Dataset items:
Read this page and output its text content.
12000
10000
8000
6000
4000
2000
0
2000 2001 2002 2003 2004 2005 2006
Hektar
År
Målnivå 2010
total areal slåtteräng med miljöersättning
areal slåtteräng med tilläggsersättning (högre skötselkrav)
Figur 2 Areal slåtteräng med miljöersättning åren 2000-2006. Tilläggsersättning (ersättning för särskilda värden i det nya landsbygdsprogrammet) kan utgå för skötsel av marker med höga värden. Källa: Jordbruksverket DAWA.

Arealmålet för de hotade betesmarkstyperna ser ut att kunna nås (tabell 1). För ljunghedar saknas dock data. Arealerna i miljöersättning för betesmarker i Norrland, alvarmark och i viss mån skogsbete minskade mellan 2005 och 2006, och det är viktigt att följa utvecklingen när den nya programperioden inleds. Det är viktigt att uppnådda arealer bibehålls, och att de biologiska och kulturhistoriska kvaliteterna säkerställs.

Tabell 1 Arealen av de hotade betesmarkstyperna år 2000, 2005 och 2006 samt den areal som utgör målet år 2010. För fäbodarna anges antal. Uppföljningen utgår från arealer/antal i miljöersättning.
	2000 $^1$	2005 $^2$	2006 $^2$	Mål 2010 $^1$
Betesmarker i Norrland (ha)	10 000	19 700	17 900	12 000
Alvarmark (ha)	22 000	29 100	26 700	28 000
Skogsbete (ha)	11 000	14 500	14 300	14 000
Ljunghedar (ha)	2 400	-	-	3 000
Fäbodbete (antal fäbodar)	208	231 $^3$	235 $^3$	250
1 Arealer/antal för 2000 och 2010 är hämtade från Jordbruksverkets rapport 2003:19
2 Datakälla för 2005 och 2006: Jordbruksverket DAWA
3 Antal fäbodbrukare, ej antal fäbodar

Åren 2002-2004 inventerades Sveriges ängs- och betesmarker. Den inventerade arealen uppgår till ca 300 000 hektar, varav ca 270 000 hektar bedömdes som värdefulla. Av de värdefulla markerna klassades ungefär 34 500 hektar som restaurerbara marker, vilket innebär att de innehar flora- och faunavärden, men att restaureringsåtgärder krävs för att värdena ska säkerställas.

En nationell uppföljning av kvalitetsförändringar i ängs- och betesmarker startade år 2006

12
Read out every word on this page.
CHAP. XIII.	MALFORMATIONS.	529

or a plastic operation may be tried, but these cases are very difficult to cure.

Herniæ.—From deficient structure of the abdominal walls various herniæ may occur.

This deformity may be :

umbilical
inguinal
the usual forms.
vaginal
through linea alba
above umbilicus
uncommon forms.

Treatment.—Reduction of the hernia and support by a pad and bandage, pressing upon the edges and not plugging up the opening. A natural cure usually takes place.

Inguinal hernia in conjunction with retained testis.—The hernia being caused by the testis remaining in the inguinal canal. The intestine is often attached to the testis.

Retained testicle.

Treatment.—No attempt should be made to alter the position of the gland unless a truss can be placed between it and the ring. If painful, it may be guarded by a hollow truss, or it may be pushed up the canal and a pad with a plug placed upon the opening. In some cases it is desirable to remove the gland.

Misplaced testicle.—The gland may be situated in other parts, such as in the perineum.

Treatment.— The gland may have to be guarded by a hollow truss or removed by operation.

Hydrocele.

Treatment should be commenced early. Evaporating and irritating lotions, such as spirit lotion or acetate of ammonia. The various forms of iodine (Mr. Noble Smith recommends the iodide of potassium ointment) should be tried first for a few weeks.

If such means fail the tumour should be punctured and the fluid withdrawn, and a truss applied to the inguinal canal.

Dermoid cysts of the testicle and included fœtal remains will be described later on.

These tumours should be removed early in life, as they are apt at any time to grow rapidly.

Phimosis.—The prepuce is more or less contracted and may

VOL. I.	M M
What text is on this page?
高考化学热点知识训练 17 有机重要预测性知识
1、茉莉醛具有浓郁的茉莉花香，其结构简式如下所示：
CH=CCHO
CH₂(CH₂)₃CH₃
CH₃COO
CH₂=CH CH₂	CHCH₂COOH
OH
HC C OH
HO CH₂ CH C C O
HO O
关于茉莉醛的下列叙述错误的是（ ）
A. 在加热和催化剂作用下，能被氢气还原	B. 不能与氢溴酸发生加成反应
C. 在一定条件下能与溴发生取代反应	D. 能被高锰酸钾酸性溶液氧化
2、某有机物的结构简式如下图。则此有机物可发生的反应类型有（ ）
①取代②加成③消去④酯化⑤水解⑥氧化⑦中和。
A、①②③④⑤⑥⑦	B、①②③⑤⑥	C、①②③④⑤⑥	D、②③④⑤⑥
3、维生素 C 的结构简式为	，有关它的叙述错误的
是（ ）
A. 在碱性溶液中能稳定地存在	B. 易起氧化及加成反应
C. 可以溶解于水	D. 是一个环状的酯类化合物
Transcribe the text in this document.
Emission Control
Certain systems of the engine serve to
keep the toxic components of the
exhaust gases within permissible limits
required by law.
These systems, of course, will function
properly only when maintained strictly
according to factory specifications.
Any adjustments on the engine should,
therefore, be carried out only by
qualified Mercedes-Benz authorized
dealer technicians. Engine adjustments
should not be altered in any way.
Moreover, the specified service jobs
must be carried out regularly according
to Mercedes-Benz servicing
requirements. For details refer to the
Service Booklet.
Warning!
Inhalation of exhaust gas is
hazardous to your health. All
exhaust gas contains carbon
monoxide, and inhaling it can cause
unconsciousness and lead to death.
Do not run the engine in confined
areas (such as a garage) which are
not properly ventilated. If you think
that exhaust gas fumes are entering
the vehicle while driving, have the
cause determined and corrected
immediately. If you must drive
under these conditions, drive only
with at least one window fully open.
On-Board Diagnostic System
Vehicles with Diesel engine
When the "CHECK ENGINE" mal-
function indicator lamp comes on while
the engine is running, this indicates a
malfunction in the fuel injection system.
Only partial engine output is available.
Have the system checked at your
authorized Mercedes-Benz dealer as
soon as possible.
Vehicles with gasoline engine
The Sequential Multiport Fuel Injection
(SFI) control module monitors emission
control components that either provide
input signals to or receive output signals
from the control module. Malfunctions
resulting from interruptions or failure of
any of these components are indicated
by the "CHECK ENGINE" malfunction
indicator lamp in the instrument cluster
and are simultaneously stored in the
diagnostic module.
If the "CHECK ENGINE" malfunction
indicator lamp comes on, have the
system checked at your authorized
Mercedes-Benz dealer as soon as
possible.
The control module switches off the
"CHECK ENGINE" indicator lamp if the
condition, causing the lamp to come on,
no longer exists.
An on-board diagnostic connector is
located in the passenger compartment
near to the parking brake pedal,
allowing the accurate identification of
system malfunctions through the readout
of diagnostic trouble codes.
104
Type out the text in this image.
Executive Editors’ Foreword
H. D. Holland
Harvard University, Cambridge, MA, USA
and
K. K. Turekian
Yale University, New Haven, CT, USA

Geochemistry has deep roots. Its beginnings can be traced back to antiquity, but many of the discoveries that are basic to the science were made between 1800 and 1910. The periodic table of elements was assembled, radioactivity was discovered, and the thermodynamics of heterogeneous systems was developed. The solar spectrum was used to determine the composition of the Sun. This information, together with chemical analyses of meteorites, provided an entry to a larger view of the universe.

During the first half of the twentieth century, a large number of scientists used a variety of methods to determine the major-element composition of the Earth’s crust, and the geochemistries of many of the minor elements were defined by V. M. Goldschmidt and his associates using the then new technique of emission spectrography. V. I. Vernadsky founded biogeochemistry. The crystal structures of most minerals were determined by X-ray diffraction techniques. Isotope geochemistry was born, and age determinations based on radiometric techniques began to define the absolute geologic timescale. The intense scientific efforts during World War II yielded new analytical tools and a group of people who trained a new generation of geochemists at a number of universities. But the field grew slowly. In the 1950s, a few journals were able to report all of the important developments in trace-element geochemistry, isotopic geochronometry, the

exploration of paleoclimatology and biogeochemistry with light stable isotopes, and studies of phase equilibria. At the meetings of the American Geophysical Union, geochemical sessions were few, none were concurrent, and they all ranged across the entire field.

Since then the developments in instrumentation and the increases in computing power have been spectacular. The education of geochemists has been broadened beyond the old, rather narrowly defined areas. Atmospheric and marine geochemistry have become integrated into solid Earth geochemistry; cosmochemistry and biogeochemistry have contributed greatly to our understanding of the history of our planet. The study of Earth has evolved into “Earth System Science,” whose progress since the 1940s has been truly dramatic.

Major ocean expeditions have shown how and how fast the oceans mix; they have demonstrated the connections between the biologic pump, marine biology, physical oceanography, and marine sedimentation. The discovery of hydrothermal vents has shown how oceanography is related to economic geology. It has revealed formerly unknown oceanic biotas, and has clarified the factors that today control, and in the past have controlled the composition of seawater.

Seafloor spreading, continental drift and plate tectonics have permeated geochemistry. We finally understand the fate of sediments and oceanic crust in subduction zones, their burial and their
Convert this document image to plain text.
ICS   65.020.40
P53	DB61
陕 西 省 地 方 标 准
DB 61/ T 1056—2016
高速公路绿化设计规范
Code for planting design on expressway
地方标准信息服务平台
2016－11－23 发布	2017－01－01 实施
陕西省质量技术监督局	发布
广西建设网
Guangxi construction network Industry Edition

Short task: Search the data for "Vehicles". Copy every line that has it.

Written response:
Vehicles with Diesel engine
Vehicles with gasoline engine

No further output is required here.